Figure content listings

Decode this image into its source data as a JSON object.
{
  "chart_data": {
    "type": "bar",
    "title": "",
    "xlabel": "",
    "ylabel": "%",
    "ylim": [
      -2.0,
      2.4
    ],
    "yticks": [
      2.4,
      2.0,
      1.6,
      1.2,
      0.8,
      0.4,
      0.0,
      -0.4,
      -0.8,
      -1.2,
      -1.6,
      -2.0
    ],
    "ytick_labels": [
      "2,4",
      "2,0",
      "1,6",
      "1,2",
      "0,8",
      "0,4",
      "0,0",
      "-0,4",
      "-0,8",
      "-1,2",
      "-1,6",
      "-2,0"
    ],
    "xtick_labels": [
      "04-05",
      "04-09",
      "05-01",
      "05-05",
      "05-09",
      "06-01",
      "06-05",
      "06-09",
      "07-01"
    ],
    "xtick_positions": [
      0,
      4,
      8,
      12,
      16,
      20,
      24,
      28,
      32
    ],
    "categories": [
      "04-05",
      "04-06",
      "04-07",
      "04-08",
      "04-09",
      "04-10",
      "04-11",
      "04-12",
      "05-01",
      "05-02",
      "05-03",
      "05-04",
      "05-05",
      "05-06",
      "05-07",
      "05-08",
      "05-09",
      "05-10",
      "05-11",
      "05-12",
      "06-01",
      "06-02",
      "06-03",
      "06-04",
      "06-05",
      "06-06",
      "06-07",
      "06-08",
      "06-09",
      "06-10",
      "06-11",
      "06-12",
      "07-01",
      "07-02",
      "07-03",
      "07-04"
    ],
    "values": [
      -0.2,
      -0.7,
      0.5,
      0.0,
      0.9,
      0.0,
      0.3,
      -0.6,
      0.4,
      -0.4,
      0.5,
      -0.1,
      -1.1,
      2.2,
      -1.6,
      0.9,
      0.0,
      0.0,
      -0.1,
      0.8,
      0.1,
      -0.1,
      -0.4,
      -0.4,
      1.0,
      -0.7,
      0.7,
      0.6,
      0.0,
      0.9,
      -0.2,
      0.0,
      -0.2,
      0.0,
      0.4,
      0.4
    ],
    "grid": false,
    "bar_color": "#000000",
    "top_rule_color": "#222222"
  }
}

__The task__.
Output the entries exactly.

__Finished exercise__.
Decode this image into its source data as a JSON object.
{
  "chart_data": {
    "type": "bar",
    "title": "",
    "xlabel": "",
    "ylabel": "%",
    "ylim": [
      -2.0,
      2.4
    ],
    "yticks": [
      2.4,
      2.0,
      1.6,
      1.2,
      0.8,
      0.4,
      0.0,
      -0.4,
      -0.8,
      -1.2,
      -1.6,
      -2.0
    ],
    "ytick_labels": [
      "2,4",
      "2,0",
      "1,6",
      "1,2",
      "0,8",
      "0,4",
      "0,0",
      "-0,4",
      "-0,8",
      "-1,2",
      "-1,6",
      "-2,0"
    ],
    "xtick_labels": [
      "04-05",
      "04-09",
      "05-01",
      "05-05",
      "05-09",
      "06-01",
      "06-05",
      "06-09",
      "07-01"
    ],
    "xtick_positions": [
      0,
      4,
      8,
      12,
      16,
      20,
      24,
      28,
      32
    ],
    "categories": [
      "04-05",
      "04-06",
      "04-07",
      "04-08",
      "04-09",
      "04-10",
      "04-11",
      "04-12",
      "05-01",
      "05-02",
      "05-03",
      "05-04",
      "05-05",
      "05-06",
      "05-07",
      "05-08",
      "05-09",
      "05-10",
      "05-11",
      "05-12",
      "06-01",
      "06-02",
      "06-03",
      "06-04",
      "06-05",
      "06-06",
      "06-07",
      "06-08",
      "06-09",
      "06-10",
      "06-11",
      "06-12",
      "07-01",
      "07-02",
      "07-03",
      "07-04"
    ],
    "values": [
      -0.2,
      -0.7,
      0.5,
      0.0,
      0.9,
      0.0,
      0.3,
      -0.6,
      0.4,
      -0.4,
      0.5,
      -0.1,
      -1.1,
      2.2,
      -1.6,
      0.9,
      0.0,
      0.0,
      -0.1,
      0.8,
      0.1,
      -0.1,
      -0.4,
      -0.4,
      1.0,
      -0.7,
      0.7,
      0.6,
      0.0,
      0.9,
      -0.2,
      0.0,
      -0.2,
      0.0,
      0.4,
      0.4
    ],
    "grid": false,
    "bar_color": "#000000",
    "top_rule_color": "#222222"
  }
}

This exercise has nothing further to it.